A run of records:

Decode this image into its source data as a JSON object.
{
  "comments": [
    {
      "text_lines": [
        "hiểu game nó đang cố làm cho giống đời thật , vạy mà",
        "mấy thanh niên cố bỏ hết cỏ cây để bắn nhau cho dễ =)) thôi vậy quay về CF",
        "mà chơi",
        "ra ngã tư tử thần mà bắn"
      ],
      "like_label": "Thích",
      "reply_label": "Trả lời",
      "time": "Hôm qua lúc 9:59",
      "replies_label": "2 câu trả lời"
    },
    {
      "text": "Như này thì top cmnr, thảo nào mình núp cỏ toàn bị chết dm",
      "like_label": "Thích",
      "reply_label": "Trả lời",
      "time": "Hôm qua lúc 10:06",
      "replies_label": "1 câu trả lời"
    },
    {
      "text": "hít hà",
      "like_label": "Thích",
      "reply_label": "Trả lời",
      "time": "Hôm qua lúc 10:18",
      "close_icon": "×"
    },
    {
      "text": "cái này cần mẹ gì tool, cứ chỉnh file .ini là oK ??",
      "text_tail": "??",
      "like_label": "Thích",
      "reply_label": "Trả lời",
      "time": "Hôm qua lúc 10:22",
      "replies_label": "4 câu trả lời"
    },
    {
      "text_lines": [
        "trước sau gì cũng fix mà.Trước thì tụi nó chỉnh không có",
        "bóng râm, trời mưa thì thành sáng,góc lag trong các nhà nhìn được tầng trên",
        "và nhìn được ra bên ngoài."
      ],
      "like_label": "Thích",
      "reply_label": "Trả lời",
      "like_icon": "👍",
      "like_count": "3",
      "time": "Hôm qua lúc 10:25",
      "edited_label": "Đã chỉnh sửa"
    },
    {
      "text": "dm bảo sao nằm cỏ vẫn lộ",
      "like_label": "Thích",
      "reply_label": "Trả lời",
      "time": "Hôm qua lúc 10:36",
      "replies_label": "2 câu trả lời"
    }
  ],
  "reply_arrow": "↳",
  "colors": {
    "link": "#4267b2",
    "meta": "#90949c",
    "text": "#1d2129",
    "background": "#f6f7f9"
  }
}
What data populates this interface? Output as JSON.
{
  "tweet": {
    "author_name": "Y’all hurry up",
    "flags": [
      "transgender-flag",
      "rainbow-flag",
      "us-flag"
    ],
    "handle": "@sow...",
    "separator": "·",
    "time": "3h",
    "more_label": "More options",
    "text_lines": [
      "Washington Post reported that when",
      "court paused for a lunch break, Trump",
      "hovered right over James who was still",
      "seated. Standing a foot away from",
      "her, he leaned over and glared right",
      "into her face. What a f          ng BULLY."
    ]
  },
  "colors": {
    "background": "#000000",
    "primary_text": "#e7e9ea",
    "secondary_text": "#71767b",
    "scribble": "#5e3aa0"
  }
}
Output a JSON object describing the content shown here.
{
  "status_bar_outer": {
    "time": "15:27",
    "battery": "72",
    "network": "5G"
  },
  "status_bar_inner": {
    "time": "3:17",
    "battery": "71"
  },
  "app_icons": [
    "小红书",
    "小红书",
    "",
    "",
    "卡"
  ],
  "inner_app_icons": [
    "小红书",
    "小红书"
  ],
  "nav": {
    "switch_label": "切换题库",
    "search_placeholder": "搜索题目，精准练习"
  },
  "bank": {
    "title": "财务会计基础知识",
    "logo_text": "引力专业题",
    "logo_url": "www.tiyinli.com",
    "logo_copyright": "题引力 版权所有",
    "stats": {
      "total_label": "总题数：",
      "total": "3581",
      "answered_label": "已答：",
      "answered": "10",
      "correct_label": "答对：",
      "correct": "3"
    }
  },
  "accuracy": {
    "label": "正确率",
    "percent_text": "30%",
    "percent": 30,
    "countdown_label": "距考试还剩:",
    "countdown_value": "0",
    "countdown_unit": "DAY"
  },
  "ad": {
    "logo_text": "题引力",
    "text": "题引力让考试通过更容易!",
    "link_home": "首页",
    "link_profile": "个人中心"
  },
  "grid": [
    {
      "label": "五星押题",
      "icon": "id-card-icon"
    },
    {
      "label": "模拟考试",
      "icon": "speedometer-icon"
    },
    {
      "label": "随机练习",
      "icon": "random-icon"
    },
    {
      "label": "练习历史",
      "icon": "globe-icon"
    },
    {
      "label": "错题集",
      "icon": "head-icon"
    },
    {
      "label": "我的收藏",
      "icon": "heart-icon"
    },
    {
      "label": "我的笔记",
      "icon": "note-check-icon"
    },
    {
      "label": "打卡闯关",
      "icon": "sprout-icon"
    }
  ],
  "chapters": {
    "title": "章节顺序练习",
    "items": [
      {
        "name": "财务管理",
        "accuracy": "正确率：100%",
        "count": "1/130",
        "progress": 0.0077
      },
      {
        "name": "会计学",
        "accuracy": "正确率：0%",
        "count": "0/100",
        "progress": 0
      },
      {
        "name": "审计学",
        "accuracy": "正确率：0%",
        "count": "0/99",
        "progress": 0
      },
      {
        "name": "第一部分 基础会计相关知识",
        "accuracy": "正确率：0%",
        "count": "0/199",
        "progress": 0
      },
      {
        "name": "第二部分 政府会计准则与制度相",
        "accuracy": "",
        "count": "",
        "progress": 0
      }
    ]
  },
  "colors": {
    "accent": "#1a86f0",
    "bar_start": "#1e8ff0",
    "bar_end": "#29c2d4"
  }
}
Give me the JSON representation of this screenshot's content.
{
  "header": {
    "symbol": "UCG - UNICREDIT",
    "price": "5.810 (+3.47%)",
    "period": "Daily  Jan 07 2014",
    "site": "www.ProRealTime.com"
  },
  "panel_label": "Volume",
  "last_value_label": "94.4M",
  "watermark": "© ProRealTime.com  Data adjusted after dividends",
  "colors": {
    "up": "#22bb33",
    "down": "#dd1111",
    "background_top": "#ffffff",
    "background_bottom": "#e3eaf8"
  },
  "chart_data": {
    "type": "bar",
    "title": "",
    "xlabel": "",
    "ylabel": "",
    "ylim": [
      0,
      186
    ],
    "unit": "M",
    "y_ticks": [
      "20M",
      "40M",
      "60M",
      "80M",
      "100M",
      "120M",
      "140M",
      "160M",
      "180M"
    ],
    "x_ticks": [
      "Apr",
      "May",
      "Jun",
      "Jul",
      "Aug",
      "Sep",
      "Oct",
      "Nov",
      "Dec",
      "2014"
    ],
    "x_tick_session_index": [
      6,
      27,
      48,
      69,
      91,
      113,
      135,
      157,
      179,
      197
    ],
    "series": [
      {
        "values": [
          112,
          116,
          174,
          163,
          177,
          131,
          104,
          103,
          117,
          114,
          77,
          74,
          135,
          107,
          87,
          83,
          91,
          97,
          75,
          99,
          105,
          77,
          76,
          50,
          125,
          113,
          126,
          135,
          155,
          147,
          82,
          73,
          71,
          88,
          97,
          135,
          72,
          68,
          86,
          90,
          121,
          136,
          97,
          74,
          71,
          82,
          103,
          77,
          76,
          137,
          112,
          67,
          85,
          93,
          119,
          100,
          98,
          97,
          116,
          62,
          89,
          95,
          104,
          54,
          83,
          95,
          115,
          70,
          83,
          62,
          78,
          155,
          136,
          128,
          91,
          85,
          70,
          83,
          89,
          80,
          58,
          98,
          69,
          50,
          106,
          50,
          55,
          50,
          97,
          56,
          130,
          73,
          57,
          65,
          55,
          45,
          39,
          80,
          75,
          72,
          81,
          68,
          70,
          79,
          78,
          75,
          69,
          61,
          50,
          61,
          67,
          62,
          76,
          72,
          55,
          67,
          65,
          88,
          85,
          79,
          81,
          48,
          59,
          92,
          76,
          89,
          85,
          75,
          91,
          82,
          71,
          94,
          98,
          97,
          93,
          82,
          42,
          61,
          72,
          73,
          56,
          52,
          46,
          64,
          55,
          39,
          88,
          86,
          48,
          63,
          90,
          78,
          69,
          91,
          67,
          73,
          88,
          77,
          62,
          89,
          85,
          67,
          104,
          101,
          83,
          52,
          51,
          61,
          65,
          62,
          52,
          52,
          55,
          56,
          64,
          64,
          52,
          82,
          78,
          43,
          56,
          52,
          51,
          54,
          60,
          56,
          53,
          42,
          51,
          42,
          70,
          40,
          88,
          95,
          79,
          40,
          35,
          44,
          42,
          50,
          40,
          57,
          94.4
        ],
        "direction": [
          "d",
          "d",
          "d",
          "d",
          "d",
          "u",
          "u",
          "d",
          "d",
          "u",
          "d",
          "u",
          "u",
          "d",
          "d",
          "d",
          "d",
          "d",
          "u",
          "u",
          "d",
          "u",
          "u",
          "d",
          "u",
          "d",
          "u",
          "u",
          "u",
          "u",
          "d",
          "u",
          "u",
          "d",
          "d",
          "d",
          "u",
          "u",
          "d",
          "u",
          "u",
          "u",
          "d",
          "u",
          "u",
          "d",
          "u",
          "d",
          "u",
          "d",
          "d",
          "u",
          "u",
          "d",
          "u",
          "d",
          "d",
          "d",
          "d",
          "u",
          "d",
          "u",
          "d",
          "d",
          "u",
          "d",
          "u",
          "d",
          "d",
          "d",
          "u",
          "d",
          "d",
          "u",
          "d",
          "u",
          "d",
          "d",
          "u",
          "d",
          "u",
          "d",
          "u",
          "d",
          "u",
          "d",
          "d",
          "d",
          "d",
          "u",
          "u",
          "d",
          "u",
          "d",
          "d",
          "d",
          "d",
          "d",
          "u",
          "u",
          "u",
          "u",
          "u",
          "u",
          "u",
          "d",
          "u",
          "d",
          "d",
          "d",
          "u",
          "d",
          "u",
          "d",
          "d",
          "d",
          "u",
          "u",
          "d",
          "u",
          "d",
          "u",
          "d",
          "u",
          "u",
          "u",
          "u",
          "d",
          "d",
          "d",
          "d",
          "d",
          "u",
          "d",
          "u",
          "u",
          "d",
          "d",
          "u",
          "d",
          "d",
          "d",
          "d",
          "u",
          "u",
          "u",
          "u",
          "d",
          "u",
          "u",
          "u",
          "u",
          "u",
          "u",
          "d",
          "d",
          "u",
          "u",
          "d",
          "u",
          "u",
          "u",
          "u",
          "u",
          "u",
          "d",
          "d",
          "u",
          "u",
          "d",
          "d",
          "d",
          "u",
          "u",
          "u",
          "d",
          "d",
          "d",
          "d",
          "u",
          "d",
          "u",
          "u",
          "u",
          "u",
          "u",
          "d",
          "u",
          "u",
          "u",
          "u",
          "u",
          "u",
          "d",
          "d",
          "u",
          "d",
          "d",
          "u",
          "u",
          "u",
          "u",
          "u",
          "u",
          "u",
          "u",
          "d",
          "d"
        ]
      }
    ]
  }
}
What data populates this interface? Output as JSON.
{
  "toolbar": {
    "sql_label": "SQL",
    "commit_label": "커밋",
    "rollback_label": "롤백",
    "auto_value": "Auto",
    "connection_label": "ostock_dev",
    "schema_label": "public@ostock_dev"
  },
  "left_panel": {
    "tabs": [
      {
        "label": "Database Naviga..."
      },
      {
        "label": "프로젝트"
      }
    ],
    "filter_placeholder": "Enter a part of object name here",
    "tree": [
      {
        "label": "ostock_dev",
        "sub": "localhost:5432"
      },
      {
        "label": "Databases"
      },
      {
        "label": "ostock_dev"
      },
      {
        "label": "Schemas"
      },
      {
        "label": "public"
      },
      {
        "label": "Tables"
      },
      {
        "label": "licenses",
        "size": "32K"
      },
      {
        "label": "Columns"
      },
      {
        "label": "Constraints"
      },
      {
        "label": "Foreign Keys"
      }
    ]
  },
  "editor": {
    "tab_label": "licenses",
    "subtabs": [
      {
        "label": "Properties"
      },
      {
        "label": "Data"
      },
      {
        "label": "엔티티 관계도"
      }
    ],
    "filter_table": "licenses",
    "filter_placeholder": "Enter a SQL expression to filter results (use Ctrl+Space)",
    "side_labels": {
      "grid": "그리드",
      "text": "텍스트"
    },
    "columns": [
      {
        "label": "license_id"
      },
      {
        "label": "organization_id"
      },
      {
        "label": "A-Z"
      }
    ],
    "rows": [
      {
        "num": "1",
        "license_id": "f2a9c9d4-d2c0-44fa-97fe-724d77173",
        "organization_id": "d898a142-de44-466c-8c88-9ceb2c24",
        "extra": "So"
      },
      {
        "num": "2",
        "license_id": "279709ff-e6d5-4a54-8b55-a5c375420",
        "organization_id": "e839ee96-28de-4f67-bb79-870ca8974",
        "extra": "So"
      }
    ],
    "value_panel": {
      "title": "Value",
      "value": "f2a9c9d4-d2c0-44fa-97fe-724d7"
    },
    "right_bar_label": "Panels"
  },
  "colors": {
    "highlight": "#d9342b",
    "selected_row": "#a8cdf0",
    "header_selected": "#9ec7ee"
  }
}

Exercise aim:
Every line containing the string "chỉnh" must be listed.

Solution for this exercise:
      "text": "cái này cần mẹ gì tool, cứ chỉnh file .ini là oK ??",
        "trước sau gì cũng fix mà.Trước thì tụi nó chỉnh không có",
      "edited_label": "Đã chỉnh sửa"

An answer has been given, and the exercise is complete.